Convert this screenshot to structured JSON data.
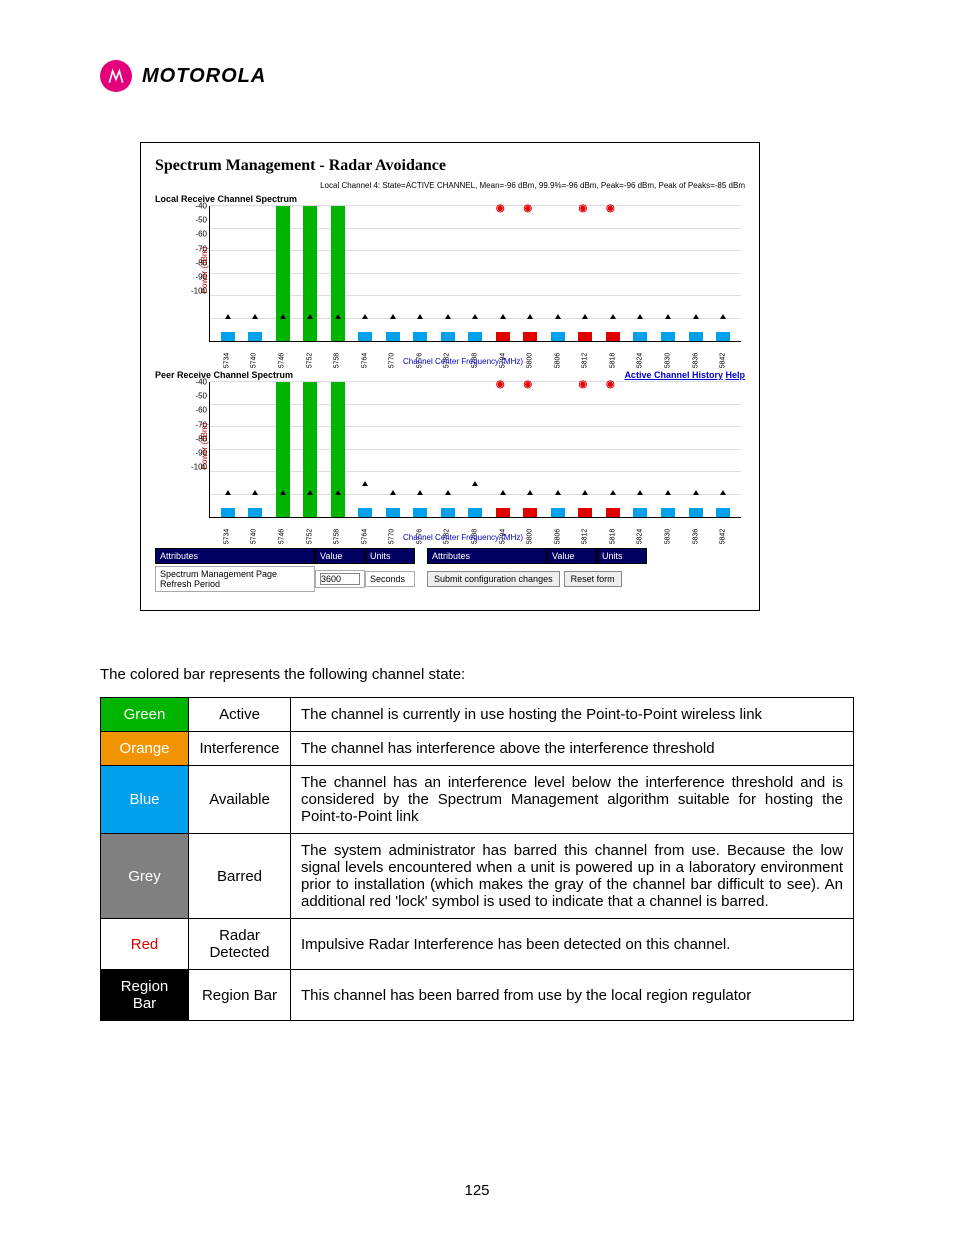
{
  "brand": {
    "name": "MOTOROLA"
  },
  "figure": {
    "title": "Spectrum Management - Radar Avoidance",
    "status_line": "Local Channel 4: State=ACTIVE CHANNEL, Mean=-96 dBm, 99.9%=-96 dBm, Peak=-96 dBm, Peak of Peaks=-85 dBm",
    "local_heading": "Local Receive Channel Spectrum",
    "peer_heading": "Peer Receive Channel Spectrum",
    "link_history": "Active Channel History",
    "link_help": "Help",
    "ylabel": "Power (dBm)",
    "xlabel": "Channel Center Frequency (MHz)",
    "attrs_header": {
      "attributes": "Attributes",
      "value": "Value",
      "units": "Units"
    },
    "attrs_row": {
      "label": "Spectrum Management Page Refresh Period",
      "value": "3600",
      "units": "Seconds"
    },
    "buttons": {
      "submit": "Submit configuration changes",
      "reset": "Reset form"
    }
  },
  "chart_data": [
    {
      "type": "bar",
      "title": "Local Receive Channel Spectrum",
      "xlabel": "Channel Center Frequency (MHz)",
      "ylabel": "Power (dBm)",
      "ylim": [
        -100,
        -40
      ],
      "yticks": [
        -40,
        -50,
        -60,
        -70,
        -80,
        -90,
        -100
      ],
      "categories": [
        5734,
        5740,
        5746,
        5752,
        5758,
        5764,
        5770,
        5776,
        5782,
        5788,
        5794,
        5800,
        5806,
        5812,
        5818,
        5824,
        5830,
        5836,
        5842
      ],
      "series": [
        {
          "name": "power_dBm",
          "values": [
            -96,
            -96,
            -40,
            -40,
            -40,
            -96,
            -96,
            -96,
            -96,
            -96,
            -96,
            -96,
            -96,
            -96,
            -96,
            -96,
            -96,
            -96,
            -96
          ]
        }
      ],
      "bar_state": [
        "blue",
        "blue",
        "green",
        "green",
        "green",
        "blue",
        "blue",
        "blue",
        "blue",
        "blue",
        "red",
        "red",
        "blue",
        "red",
        "red",
        "blue",
        "blue",
        "blue",
        "blue"
      ],
      "peak_marker_dBm": [
        -90,
        -90,
        -90,
        -90,
        -90,
        -90,
        -90,
        -90,
        -90,
        -90,
        -90,
        -90,
        -90,
        -90,
        -90,
        -90,
        -90,
        -90,
        -90
      ]
    },
    {
      "type": "bar",
      "title": "Peer Receive Channel Spectrum",
      "xlabel": "Channel Center Frequency (MHz)",
      "ylabel": "Power (dBm)",
      "ylim": [
        -100,
        -40
      ],
      "yticks": [
        -40,
        -50,
        -60,
        -70,
        -80,
        -90,
        -100
      ],
      "categories": [
        5734,
        5740,
        5746,
        5752,
        5758,
        5764,
        5770,
        5776,
        5782,
        5788,
        5794,
        5800,
        5806,
        5812,
        5818,
        5824,
        5830,
        5836,
        5842
      ],
      "series": [
        {
          "name": "power_dBm",
          "values": [
            -96,
            -96,
            -40,
            -40,
            -40,
            -96,
            -96,
            -96,
            -96,
            -96,
            -96,
            -96,
            -96,
            -96,
            -96,
            -96,
            -96,
            -96,
            -96
          ]
        }
      ],
      "bar_state": [
        "blue",
        "blue",
        "green",
        "green",
        "green",
        "blue",
        "blue",
        "blue",
        "blue",
        "blue",
        "red",
        "red",
        "blue",
        "red",
        "red",
        "blue",
        "blue",
        "blue",
        "blue"
      ],
      "peak_marker_dBm": [
        -90,
        -90,
        -90,
        -90,
        -90,
        -86,
        -90,
        -90,
        -90,
        -86,
        -90,
        -90,
        -90,
        -90,
        -90,
        -90,
        -90,
        -90,
        -90
      ]
    }
  ],
  "intro_text": "The colored bar represents the following channel state:",
  "state_rows": [
    {
      "color_label": "Green",
      "color_class": "c-green",
      "state": "Active",
      "desc": "The channel is currently in use hosting the Point-to-Point wireless link"
    },
    {
      "color_label": "Orange",
      "color_class": "c-orange",
      "state": "Interference",
      "desc": "The channel has interference above the interference threshold"
    },
    {
      "color_label": "Blue",
      "color_class": "c-blue",
      "state": "Available",
      "desc": "The channel has an interference level below the interference threshold and is considered by the Spectrum Management algorithm suitable for hosting the Point-to-Point link"
    },
    {
      "color_label": "Grey",
      "color_class": "c-grey",
      "state": "Barred",
      "desc": "The system administrator has barred this channel from use. Because the low signal levels encountered when a unit is powered up in a laboratory environment prior to installation (which makes the gray of the channel bar difficult to see). An additional red 'lock' symbol is used to indicate that a channel is barred."
    },
    {
      "color_label": "Red",
      "color_class": "c-red",
      "state": "Radar Detected",
      "desc": "Impulsive Radar Interference has been detected on this channel."
    },
    {
      "color_label": "Region Bar",
      "color_class": "c-region",
      "state": "Region Bar",
      "desc": "This channel has been barred from use by the local region regulator"
    }
  ],
  "page_number": "125"
}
****************
WHAT THE EXERCISE ASKS:
From the data above, pick out each line containing "been" and copy it.

WRITTEN ANSWER:
      "desc": "Impulsive Radar Interference has been detected on this channel."
      "desc": "This channel has been barred from use by the local region regulator"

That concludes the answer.